*Input rows*

** START **

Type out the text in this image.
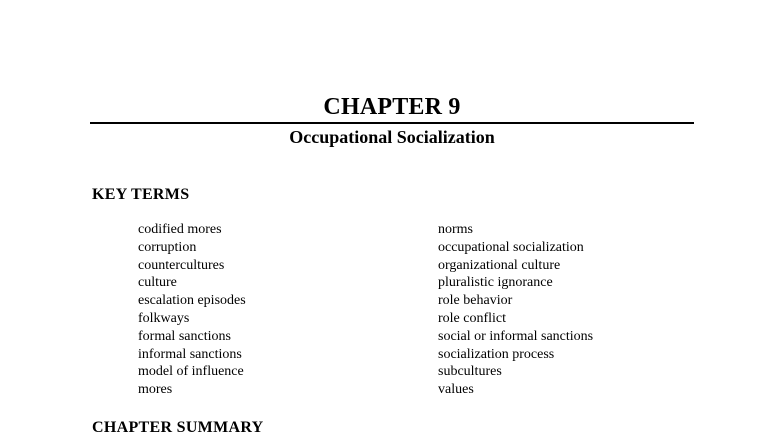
CHAPTER 9
Occupational Socialization
KEY TERMS
codified mores
corruption
countercultures
culture
escalation episodes
folkways
formal sanctions
informal sanctions
model of influence
mores
norms
occupational socialization
organizational culture
pluralistic ignorance
role behavior
role conflict
social or informal sanctions
socialization process
subcultures
values
CHAPTER SUMMARY
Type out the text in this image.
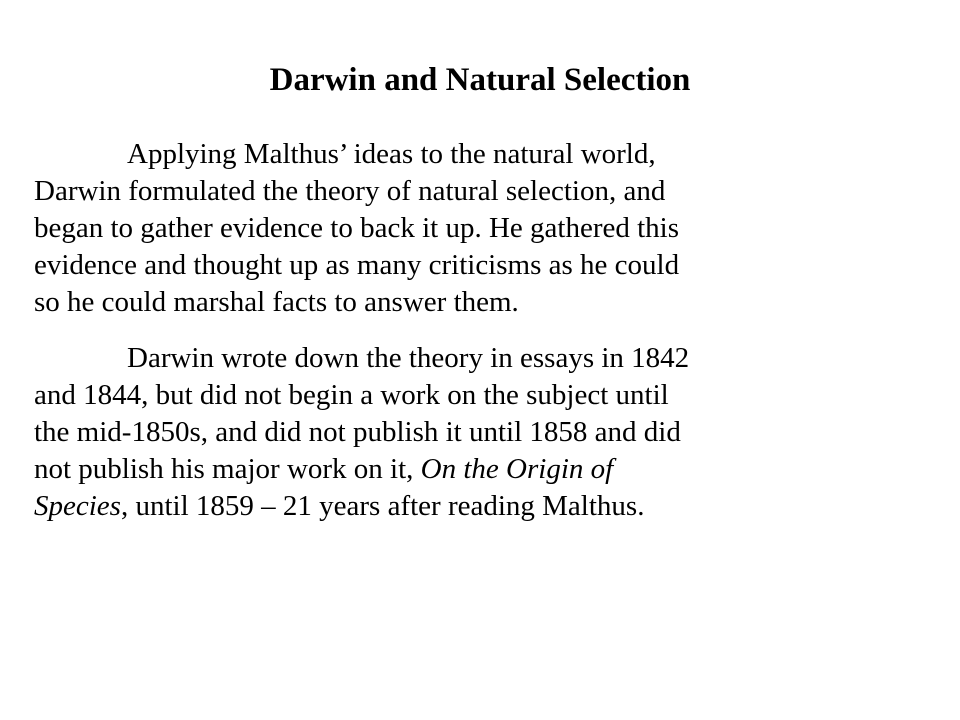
Darwin and Natural Selection
Applying Malthus’ ideas to the natural world,
Darwin formulated the theory of natural selection, and
began to gather evidence to back it up. He gathered this
evidence and thought up as many criticisms as he could
so he could marshal facts to answer them.
Darwin wrote down the theory in essays in 1842
and 1844, but did not begin a work on the subject until
the mid-1850s, and did not publish it until 1858 and did
not publish his major work on it, On the Origin of
Species, until 1859 – 21 years after reading Malthus.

** END **

*Job*
Within the listing above, copy each line that has the string "evidence".

*Solution to this problem*
began to gather evidence to back it up. He gathered this
evidence and thought up as many criticisms as he could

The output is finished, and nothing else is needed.